**Exercise directions**
Below are some entries. Output each one exactly as it appears.

━━━━━ Data for this task

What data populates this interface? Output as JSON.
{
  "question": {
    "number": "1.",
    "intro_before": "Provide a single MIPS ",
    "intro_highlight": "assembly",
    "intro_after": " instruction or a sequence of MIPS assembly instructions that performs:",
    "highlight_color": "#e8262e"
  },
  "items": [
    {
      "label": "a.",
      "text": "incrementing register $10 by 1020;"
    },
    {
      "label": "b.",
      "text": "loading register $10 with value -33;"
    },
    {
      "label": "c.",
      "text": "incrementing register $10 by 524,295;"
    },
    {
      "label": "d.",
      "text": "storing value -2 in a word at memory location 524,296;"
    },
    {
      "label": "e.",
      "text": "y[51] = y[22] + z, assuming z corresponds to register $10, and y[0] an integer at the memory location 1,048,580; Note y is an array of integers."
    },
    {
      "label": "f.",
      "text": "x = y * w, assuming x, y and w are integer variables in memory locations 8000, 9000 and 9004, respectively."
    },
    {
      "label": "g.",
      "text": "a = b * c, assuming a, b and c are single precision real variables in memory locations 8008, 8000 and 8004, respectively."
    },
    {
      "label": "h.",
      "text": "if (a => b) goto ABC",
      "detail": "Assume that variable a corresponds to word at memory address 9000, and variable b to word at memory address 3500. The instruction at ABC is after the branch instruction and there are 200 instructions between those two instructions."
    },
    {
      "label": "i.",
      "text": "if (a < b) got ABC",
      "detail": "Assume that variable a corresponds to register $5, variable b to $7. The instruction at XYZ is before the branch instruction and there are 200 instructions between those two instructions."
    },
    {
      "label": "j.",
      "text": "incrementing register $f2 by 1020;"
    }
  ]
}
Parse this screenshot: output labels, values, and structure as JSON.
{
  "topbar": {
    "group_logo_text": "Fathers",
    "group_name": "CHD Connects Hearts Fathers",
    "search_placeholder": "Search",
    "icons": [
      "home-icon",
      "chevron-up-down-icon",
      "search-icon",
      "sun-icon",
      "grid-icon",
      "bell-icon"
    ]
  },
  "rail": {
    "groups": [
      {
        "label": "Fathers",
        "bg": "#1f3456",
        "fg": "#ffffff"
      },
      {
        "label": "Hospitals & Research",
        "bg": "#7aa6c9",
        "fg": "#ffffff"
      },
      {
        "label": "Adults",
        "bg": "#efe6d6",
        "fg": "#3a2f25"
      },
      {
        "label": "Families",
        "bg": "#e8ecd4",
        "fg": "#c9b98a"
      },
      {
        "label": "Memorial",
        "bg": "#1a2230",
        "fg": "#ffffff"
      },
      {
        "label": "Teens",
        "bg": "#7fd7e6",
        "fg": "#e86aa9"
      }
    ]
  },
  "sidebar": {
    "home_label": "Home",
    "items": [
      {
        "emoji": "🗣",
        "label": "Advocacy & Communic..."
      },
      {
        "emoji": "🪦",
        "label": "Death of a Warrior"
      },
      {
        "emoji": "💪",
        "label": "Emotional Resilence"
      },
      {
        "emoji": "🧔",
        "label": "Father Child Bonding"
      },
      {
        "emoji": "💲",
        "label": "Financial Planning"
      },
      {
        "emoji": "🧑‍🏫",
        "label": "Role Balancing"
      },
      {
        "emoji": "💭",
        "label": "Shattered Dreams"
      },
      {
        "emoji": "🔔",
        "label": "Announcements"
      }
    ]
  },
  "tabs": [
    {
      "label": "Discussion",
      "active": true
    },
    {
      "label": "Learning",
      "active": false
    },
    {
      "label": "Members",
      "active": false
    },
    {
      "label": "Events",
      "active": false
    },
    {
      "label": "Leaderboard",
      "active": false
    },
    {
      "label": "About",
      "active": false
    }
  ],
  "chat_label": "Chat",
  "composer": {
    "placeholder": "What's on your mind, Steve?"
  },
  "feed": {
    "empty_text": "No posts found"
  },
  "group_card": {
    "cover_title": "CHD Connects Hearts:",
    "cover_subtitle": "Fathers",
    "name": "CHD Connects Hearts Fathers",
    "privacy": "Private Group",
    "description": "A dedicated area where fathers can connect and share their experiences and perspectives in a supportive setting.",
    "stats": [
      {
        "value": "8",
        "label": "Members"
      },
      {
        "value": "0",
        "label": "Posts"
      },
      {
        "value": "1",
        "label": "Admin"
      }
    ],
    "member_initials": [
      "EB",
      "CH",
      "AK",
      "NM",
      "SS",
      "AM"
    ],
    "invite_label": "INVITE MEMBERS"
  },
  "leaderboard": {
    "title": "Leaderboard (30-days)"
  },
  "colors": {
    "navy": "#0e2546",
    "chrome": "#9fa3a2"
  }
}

━━━━━━━━━━

**Solution to the problem**
What data populates this interface? Output as JSON.
{
  "question": {
    "number": "1.",
    "intro_before": "Provide a single MIPS ",
    "intro_highlight": "assembly",
    "intro_after": " instruction or a sequence of MIPS assembly instructions that performs:",
    "highlight_color": "#e8262e"
  },
  "items": [
    {
      "label": "a.",
      "text": "incrementing register $10 by 1020;"
    },
    {
      "label": "b.",
      "text": "loading register $10 with value -33;"
    },
    {
      "label": "c.",
      "text": "incrementing register $10 by 524,295;"
    },
    {
      "label": "d.",
      "text": "storing value -2 in a word at memory location 524,296;"
    },
    {
      "label": "e.",
      "text": "y[51] = y[22] + z, assuming z corresponds to register $10, and y[0] an integer at the memory location 1,048,580; Note y is an array of integers."
    },
    {
      "label": "f.",
      "text": "x = y * w, assuming x, y and w are integer variables in memory locations 8000, 9000 and 9004, respectively."
    },
    {
      "label": "g.",
      "text": "a = b * c, assuming a, b and c are single precision real variables in memory locations 8008, 8000 and 8004, respectively."
    },
    {
      "label": "h.",
      "text": "if (a => b) goto ABC",
      "detail": "Assume that variable a corresponds to word at memory address 9000, and variable b to word at memory address 3500. The instruction at ABC is after the branch instruction and there are 200 instructions between those two instructions."
    },
    {
      "label": "i.",
      "text": "if (a < b) got ABC",
      "detail": "Assume that variable a corresponds to register $5, variable b to $7. The instruction at XYZ is before the branch instruction and there are 200 instructions between those two instructions."
    },
    {
      "label": "j.",
      "text": "incrementing register $f2 by 1020;"
    }
  ]
}
Parse this screenshot: output labels, values, and structure as JSON.
{
  "topbar": {
    "group_logo_text": "Fathers",
    "group_name": "CHD Connects Hearts Fathers",
    "search_placeholder": "Search",
    "icons": [
      "home-icon",
      "chevron-up-down-icon",
      "search-icon",
      "sun-icon",
      "grid-icon",
      "bell-icon"
    ]
  },
  "rail": {
    "groups": [
      {
        "label": "Fathers",
        "bg": "#1f3456",
        "fg": "#ffffff"
      },
      {
        "label": "Hospitals & Research",
        "bg": "#7aa6c9",
        "fg": "#ffffff"
      },
      {
        "label": "Adults",
        "bg": "#efe6d6",
        "fg": "#3a2f25"
      },
      {
        "label": "Families",
        "bg": "#e8ecd4",
        "fg": "#c9b98a"
      },
      {
        "label": "Memorial",
        "bg": "#1a2230",
        "fg": "#ffffff"
      },
      {
        "label": "Teens",
        "bg": "#7fd7e6",
        "fg": "#e86aa9"
      }
    ]
  },
  "sidebar": {
    "home_label": "Home",
    "items": [
      {
        "emoji": "🗣",
        "label": "Advocacy & Communic..."
      },
      {
        "emoji": "🪦",
        "label": "Death of a Warrior"
      },
      {
        "emoji": "💪",
        "label": "Emotional Resilence"
      },
      {
        "emoji": "🧔",
        "label": "Father Child Bonding"
      },
      {
        "emoji": "💲",
        "label": "Financial Planning"
      },
      {
        "emoji": "🧑‍🏫",
        "label": "Role Balancing"
      },
      {
        "emoji": "💭",
        "label": "Shattered Dreams"
      },
      {
        "emoji": "🔔",
        "label": "Announcements"
      }
    ]
  },
  "tabs": [
    {
      "label": "Discussion",
      "active": true
    },
    {
      "label": "Learning",
      "active": false
    },
    {
      "label": "Members",
      "active": false
    },
    {
      "label": "Events",
      "active": false
    },
    {
      "label": "Leaderboard",
      "active": false
    },
    {
      "label": "About",
      "active": false
    }
  ],
  "chat_label": "Chat",
  "composer": {
    "placeholder": "What's on your mind, Steve?"
  },
  "feed": {
    "empty_text": "No posts found"
  },
  "group_card": {
    "cover_title": "CHD Connects Hearts:",
    "cover_subtitle": "Fathers",
    "name": "CHD Connects Hearts Fathers",
    "privacy": "Private Group",
    "description": "A dedicated area where fathers can connect and share their experiences and perspectives in a supportive setting.",
    "stats": [
      {
        "value": "8",
        "label": "Members"
      },
      {
        "value": "0",
        "label": "Posts"
      },
      {
        "value": "1",
        "label": "Admin"
      }
    ],
    "member_initials": [
      "EB",
      "CH",
      "AK",
      "NM",
      "SS",
      "AM"
    ],
    "invite_label": "INVITE MEMBERS"
  },
  "leaderboard": {
    "title": "Leaderboard (30-days)"
  },
  "colors": {
    "navy": "#0e2546",
    "chrome": "#9fa3a2"
  }
}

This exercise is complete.